▶ **Data entries**:

--------------------

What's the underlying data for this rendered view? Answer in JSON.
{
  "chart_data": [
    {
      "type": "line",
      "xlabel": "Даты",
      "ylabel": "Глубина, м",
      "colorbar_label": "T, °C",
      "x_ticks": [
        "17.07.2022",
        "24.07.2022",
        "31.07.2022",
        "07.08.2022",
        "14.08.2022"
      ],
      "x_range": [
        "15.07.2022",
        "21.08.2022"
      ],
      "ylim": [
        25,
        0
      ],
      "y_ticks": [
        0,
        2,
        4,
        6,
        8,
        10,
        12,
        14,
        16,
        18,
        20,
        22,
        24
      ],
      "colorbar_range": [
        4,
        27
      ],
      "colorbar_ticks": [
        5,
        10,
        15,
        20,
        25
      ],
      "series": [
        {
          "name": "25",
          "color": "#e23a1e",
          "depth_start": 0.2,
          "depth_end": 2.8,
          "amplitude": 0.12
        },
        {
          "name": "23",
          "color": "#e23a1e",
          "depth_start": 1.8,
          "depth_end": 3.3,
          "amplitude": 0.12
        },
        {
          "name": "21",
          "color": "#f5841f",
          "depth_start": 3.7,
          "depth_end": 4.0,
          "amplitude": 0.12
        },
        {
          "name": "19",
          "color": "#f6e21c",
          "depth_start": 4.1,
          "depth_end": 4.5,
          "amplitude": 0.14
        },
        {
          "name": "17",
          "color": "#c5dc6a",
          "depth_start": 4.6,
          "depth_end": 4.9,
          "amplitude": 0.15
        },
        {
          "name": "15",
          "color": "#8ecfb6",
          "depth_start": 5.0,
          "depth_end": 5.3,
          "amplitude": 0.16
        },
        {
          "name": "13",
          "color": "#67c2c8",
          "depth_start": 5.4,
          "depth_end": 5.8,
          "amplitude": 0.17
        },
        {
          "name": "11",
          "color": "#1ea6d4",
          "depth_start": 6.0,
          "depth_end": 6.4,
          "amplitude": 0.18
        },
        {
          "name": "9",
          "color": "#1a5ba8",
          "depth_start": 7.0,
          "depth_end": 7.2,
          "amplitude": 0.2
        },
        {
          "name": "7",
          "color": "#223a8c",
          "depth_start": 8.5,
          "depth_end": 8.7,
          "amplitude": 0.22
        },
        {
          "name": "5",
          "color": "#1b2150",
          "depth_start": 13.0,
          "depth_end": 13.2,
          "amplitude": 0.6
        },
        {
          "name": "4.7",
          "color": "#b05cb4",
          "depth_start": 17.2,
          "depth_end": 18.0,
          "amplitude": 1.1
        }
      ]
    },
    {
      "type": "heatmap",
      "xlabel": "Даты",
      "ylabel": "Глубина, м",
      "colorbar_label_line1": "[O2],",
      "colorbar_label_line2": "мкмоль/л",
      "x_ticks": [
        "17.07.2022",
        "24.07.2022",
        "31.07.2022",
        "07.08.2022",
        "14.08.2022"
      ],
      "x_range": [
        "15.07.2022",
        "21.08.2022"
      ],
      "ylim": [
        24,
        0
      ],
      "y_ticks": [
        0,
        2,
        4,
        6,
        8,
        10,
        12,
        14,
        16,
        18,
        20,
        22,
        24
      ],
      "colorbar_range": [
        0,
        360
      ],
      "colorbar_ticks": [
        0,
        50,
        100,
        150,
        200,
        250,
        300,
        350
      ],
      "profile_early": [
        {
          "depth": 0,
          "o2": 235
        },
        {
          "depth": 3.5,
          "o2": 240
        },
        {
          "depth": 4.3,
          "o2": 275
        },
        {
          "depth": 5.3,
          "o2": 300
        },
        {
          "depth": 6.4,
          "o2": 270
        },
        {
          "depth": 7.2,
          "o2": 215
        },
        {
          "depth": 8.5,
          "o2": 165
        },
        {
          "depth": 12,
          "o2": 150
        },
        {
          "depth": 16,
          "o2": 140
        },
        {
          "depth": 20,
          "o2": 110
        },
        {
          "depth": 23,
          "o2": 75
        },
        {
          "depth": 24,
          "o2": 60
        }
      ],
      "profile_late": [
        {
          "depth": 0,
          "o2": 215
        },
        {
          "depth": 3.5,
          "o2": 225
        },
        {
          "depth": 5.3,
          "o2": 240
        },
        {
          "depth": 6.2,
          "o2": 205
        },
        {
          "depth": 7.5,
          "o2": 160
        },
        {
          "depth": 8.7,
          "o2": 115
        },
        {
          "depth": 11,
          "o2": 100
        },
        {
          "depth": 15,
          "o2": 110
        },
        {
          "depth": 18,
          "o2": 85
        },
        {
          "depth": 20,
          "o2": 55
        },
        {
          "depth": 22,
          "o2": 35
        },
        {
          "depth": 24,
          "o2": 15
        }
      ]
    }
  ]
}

--------------------

Your task is to transcribe the material exactly.

▶ **Exercise solution**:
What's the underlying data for this rendered view? Answer in JSON.
{
  "chart_data": [
    {
      "type": "line",
      "xlabel": "Даты",
      "ylabel": "Глубина, м",
      "colorbar_label": "T, °C",
      "x_ticks": [
        "17.07.2022",
        "24.07.2022",
        "31.07.2022",
        "07.08.2022",
        "14.08.2022"
      ],
      "x_range": [
        "15.07.2022",
        "21.08.2022"
      ],
      "ylim": [
        25,
        0
      ],
      "y_ticks": [
        0,
        2,
        4,
        6,
        8,
        10,
        12,
        14,
        16,
        18,
        20,
        22,
        24
      ],
      "colorbar_range": [
        4,
        27
      ],
      "colorbar_ticks": [
        5,
        10,
        15,
        20,
        25
      ],
      "series": [
        {
          "name": "25",
          "color": "#e23a1e",
          "depth_start": 0.2,
          "depth_end": 2.8,
          "amplitude": 0.12
        },
        {
          "name": "23",
          "color": "#e23a1e",
          "depth_start": 1.8,
          "depth_end": 3.3,
          "amplitude": 0.12
        },
        {
          "name": "21",
          "color": "#f5841f",
          "depth_start": 3.7,
          "depth_end": 4.0,
          "amplitude": 0.12
        },
        {
          "name": "19",
          "color": "#f6e21c",
          "depth_start": 4.1,
          "depth_end": 4.5,
          "amplitude": 0.14
        },
        {
          "name": "17",
          "color": "#c5dc6a",
          "depth_start": 4.6,
          "depth_end": 4.9,
          "amplitude": 0.15
        },
        {
          "name": "15",
          "color": "#8ecfb6",
          "depth_start": 5.0,
          "depth_end": 5.3,
          "amplitude": 0.16
        },
        {
          "name": "13",
          "color": "#67c2c8",
          "depth_start": 5.4,
          "depth_end": 5.8,
          "amplitude": 0.17
        },
        {
          "name": "11",
          "color": "#1ea6d4",
          "depth_start": 6.0,
          "depth_end": 6.4,
          "amplitude": 0.18
        },
        {
          "name": "9",
          "color": "#1a5ba8",
          "depth_start": 7.0,
          "depth_end": 7.2,
          "amplitude": 0.2
        },
        {
          "name": "7",
          "color": "#223a8c",
          "depth_start": 8.5,
          "depth_end": 8.7,
          "amplitude": 0.22
        },
        {
          "name": "5",
          "color": "#1b2150",
          "depth_start": 13.0,
          "depth_end": 13.2,
          "amplitude": 0.6
        },
        {
          "name": "4.7",
          "color": "#b05cb4",
          "depth_start": 17.2,
          "depth_end": 18.0,
          "amplitude": 1.1
        }
      ]
    },
    {
      "type": "heatmap",
      "xlabel": "Даты",
      "ylabel": "Глубина, м",
      "colorbar_label_line1": "[O2],",
      "colorbar_label_line2": "мкмоль/л",
      "x_ticks": [
        "17.07.2022",
        "24.07.2022",
        "31.07.2022",
        "07.08.2022",
        "14.08.2022"
      ],
      "x_range": [
        "15.07.2022",
        "21.08.2022"
      ],
      "ylim": [
        24,
        0
      ],
      "y_ticks": [
        0,
        2,
        4,
        6,
        8,
        10,
        12,
        14,
        16,
        18,
        20,
        22,
        24
      ],
      "colorbar_range": [
        0,
        360
      ],
      "colorbar_ticks": [
        0,
        50,
        100,
        150,
        200,
        250,
        300,
        350
      ],
      "profile_early": [
        {
          "depth": 0,
          "o2": 235
        },
        {
          "depth": 3.5,
          "o2": 240
        },
        {
          "depth": 4.3,
          "o2": 275
        },
        {
          "depth": 5.3,
          "o2": 300
        },
        {
          "depth": 6.4,
          "o2": 270
        },
        {
          "depth": 7.2,
          "o2": 215
        },
        {
          "depth": 8.5,
          "o2": 165
        },
        {
          "depth": 12,
          "o2": 150
        },
        {
          "depth": 16,
          "o2": 140
        },
        {
          "depth": 20,
          "o2": 110
        },
        {
          "depth": 23,
          "o2": 75
        },
        {
          "depth": 24,
          "o2": 60
        }
      ],
      "profile_late": [
        {
          "depth": 0,
          "o2": 215
        },
        {
          "depth": 3.5,
          "o2": 225
        },
        {
          "depth": 5.3,
          "o2": 240
        },
        {
          "depth": 6.2,
          "o2": 205
        },
        {
          "depth": 7.5,
          "o2": 160
        },
        {
          "depth": 8.7,
          "o2": 115
        },
        {
          "depth": 11,
          "o2": 100
        },
        {
          "depth": 15,
          "o2": 110
        },
        {
          "depth": 18,
          "o2": 85
        },
        {
          "depth": 20,
          "o2": 55
        },
        {
          "depth": 22,
          "o2": 35
        },
        {
          "depth": 24,
          "o2": 15
        }
      ]
    }
  ]
}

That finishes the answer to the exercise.